RECORDS SUPPLIED:

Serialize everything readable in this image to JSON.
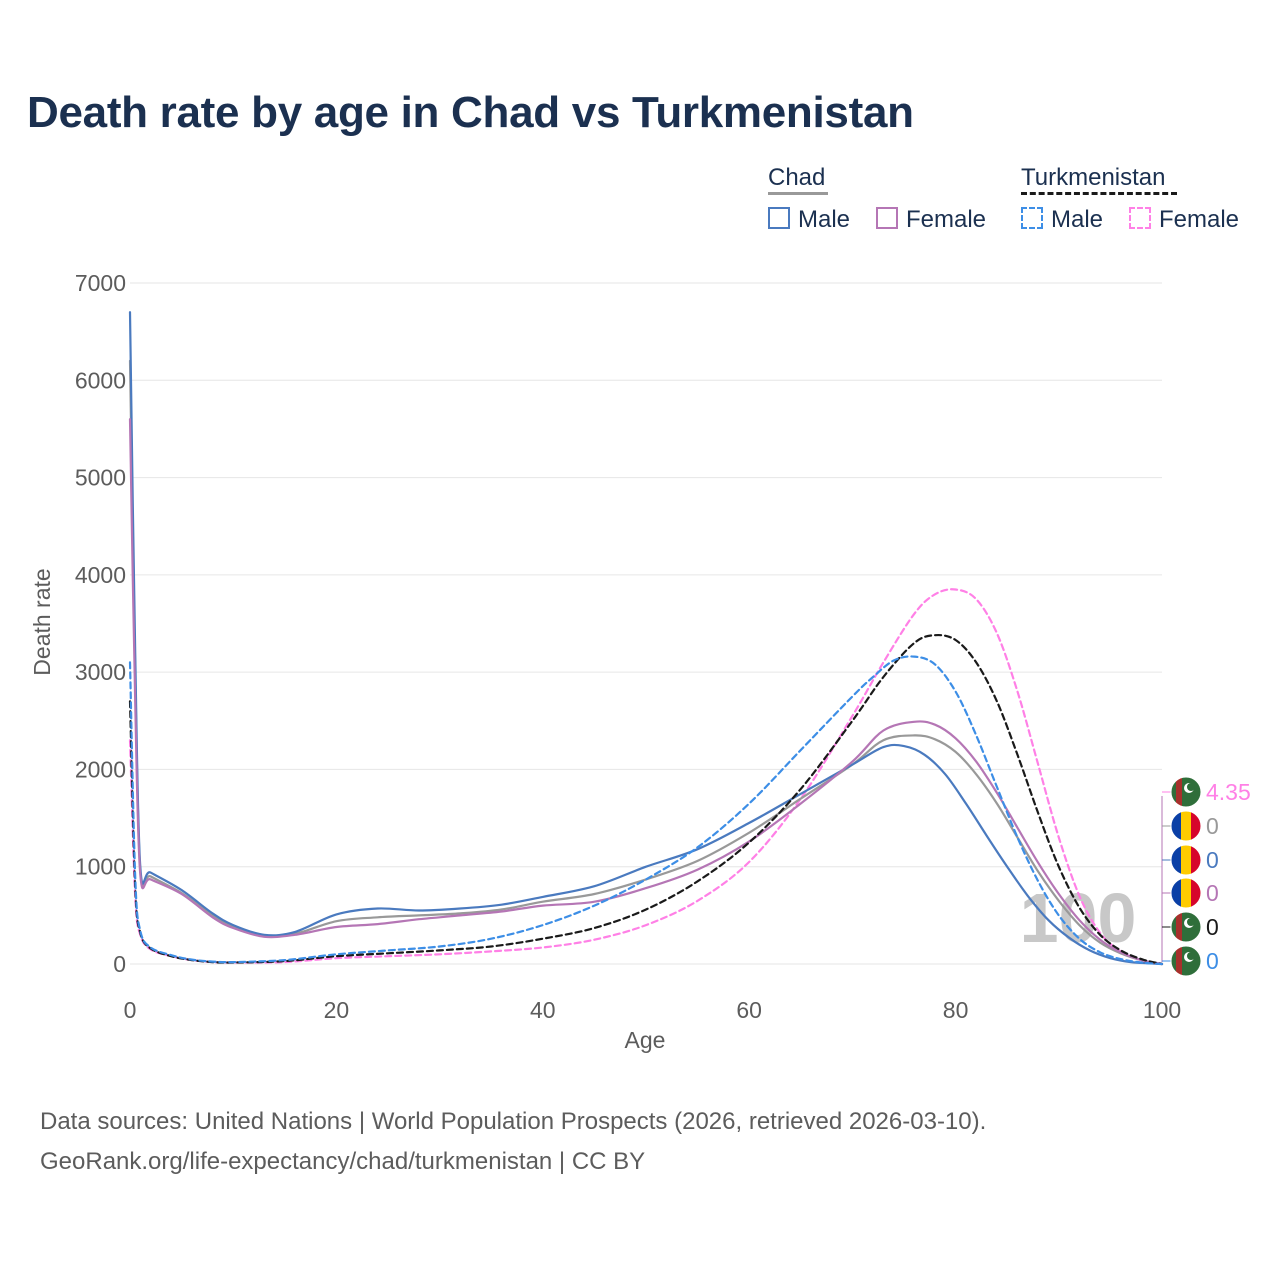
{
  "title": "Death rate by age in Chad vs Turkmenistan",
  "sources": {
    "line1": "Data sources: United Nations | World Population Prospects (2026, retrieved 2026-03-10).",
    "line2": "GeoRank.org/life-expectancy/chad/turkmenistan | CC BY"
  },
  "legend": {
    "groups": [
      {
        "name": "Chad",
        "underline_color": "#999999",
        "underline_style": "solid",
        "items": [
          {
            "label": "Male",
            "color": "#4a7abf",
            "style": "solid"
          },
          {
            "label": "Female",
            "color": "#b576b5",
            "style": "solid"
          }
        ]
      },
      {
        "name": "Turkmenistan",
        "underline_color": "#1a1a1a",
        "underline_style": "dashed",
        "items": [
          {
            "label": "Male",
            "color": "#3d8ee6",
            "style": "dashed"
          },
          {
            "label": "Female",
            "color": "#ff80e6",
            "style": "dashed"
          }
        ]
      }
    ]
  },
  "watermark": "100",
  "end_labels": [
    {
      "text": "4.35",
      "color": "#ff80e6",
      "flag": "turkmenistan"
    },
    {
      "text": "0",
      "color": "#999999",
      "flag": "chad"
    },
    {
      "text": "0",
      "color": "#4a7abf",
      "flag": "chad"
    },
    {
      "text": "0",
      "color": "#b576b5",
      "flag": "chad"
    },
    {
      "text": "0",
      "color": "#1a1a1a",
      "flag": "turkmenistan"
    },
    {
      "text": "0",
      "color": "#3d8ee6",
      "flag": "turkmenistan"
    }
  ],
  "chart_data": {
    "type": "line",
    "xlabel": "Age",
    "ylabel": "Death rate",
    "xlim": [
      0,
      100
    ],
    "ylim": [
      0,
      7000
    ],
    "xticks": [
      0,
      20,
      40,
      60,
      80,
      100
    ],
    "yticks": [
      0,
      1000,
      2000,
      3000,
      4000,
      5000,
      6000,
      7000
    ],
    "grid": "horizontal",
    "series": [
      {
        "name": "Turkmenistan Female",
        "color": "#ff80e6",
        "style": "dashed",
        "x": [
          0,
          0.5,
          1,
          2,
          4,
          6,
          8,
          10,
          15,
          20,
          25,
          30,
          35,
          40,
          45,
          50,
          55,
          60,
          65,
          70,
          73,
          76,
          78,
          80,
          82,
          84,
          86,
          88,
          90,
          92,
          94,
          96,
          98,
          100
        ],
        "y": [
          2300,
          700,
          300,
          150,
          80,
          40,
          20,
          15,
          20,
          60,
          80,
          100,
          130,
          170,
          250,
          400,
          650,
          1050,
          1700,
          2550,
          3100,
          3600,
          3800,
          3850,
          3750,
          3400,
          2800,
          2050,
          1300,
          700,
          320,
          130,
          40,
          4
        ]
      },
      {
        "name": "Chad Total",
        "color": "#999999",
        "style": "solid",
        "x": [
          0,
          0.5,
          1,
          2,
          5,
          8,
          10,
          13,
          16,
          20,
          24,
          28,
          32,
          36,
          40,
          45,
          50,
          55,
          60,
          65,
          70,
          73,
          76,
          78,
          80,
          82,
          84,
          86,
          88,
          90,
          92,
          94,
          96,
          98,
          100
        ],
        "y": [
          6200,
          3000,
          960,
          900,
          730,
          500,
          380,
          290,
          310,
          440,
          480,
          500,
          520,
          560,
          640,
          720,
          870,
          1060,
          1350,
          1700,
          2050,
          2300,
          2350,
          2310,
          2180,
          1950,
          1650,
          1300,
          950,
          650,
          400,
          220,
          110,
          40,
          0
        ]
      },
      {
        "name": "Chad Male",
        "color": "#4a7abf",
        "style": "solid",
        "x": [
          0,
          0.5,
          1,
          2,
          5,
          8,
          10,
          13,
          16,
          20,
          24,
          28,
          32,
          36,
          40,
          45,
          50,
          55,
          60,
          65,
          70,
          73,
          75,
          77,
          79,
          81,
          83,
          85,
          87,
          89,
          91,
          93,
          95,
          97,
          100
        ],
        "y": [
          6700,
          3200,
          1000,
          940,
          760,
          520,
          400,
          300,
          330,
          510,
          570,
          550,
          570,
          610,
          690,
          800,
          1000,
          1180,
          1450,
          1750,
          2050,
          2230,
          2240,
          2150,
          1950,
          1650,
          1320,
          1000,
          700,
          450,
          270,
          140,
          60,
          20,
          0
        ]
      },
      {
        "name": "Chad Female",
        "color": "#b576b5",
        "style": "solid",
        "x": [
          0,
          0.5,
          1,
          2,
          5,
          8,
          10,
          13,
          16,
          20,
          24,
          28,
          32,
          36,
          40,
          45,
          50,
          55,
          60,
          65,
          70,
          73,
          76,
          78,
          80,
          82,
          84,
          86,
          88,
          90,
          92,
          94,
          96,
          98,
          100
        ],
        "y": [
          5600,
          2700,
          920,
          870,
          720,
          480,
          370,
          280,
          300,
          380,
          410,
          460,
          500,
          540,
          600,
          640,
          780,
          970,
          1260,
          1650,
          2080,
          2400,
          2490,
          2460,
          2320,
          2080,
          1760,
          1400,
          1040,
          720,
          450,
          250,
          120,
          40,
          0
        ]
      },
      {
        "name": "Turkmenistan Total",
        "color": "#1a1a1a",
        "style": "dashed",
        "x": [
          0,
          0.5,
          1,
          2,
          4,
          6,
          8,
          10,
          15,
          20,
          25,
          30,
          35,
          40,
          45,
          50,
          55,
          60,
          65,
          70,
          73,
          76,
          78,
          80,
          82,
          84,
          86,
          88,
          90,
          92,
          94,
          96,
          98,
          100
        ],
        "y": [
          2700,
          800,
          320,
          160,
          80,
          40,
          20,
          15,
          30,
          80,
          110,
          140,
          180,
          260,
          370,
          560,
          850,
          1250,
          1800,
          2500,
          2950,
          3300,
          3380,
          3330,
          3100,
          2700,
          2150,
          1550,
          1000,
          580,
          300,
          140,
          50,
          0
        ]
      },
      {
        "name": "Turkmenistan Male",
        "color": "#3d8ee6",
        "style": "dashed",
        "x": [
          0,
          0.5,
          1,
          2,
          4,
          6,
          8,
          10,
          15,
          20,
          25,
          30,
          35,
          40,
          45,
          50,
          55,
          60,
          65,
          70,
          72,
          74,
          76,
          78,
          80,
          82,
          84,
          86,
          88,
          90,
          92,
          94,
          96,
          98,
          100
        ],
        "y": [
          3100,
          900,
          340,
          170,
          90,
          45,
          25,
          20,
          40,
          100,
          140,
          180,
          260,
          400,
          600,
          870,
          1200,
          1650,
          2200,
          2750,
          2950,
          3120,
          3160,
          3080,
          2800,
          2350,
          1820,
          1300,
          850,
          500,
          260,
          120,
          50,
          15,
          0
        ]
      }
    ]
  }
}
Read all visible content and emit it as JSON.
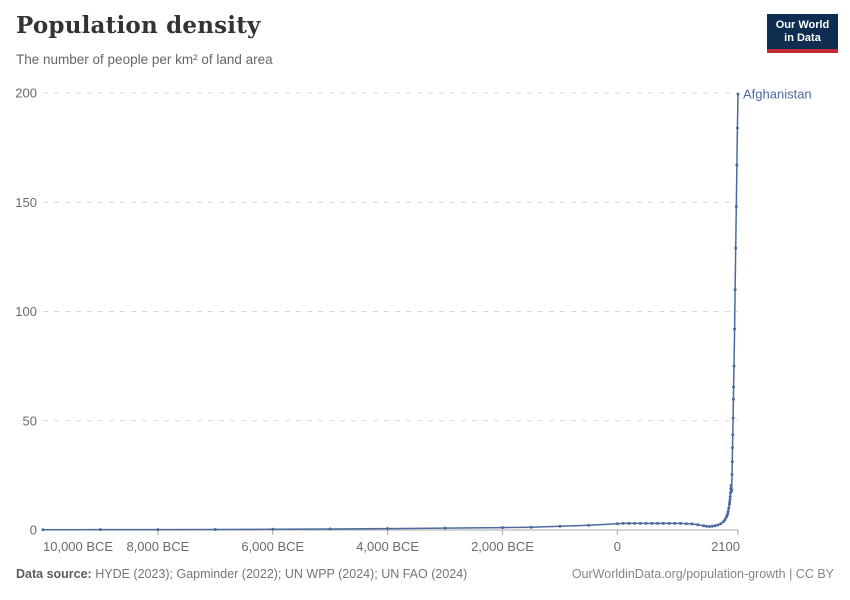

GOAL OF THE EXERCISE:
Show all lines above holding "JSON".

RESULT OF THIS TASK:
Serialize everything readable in this image to JSON.
Read all visible content and emit it as JSON.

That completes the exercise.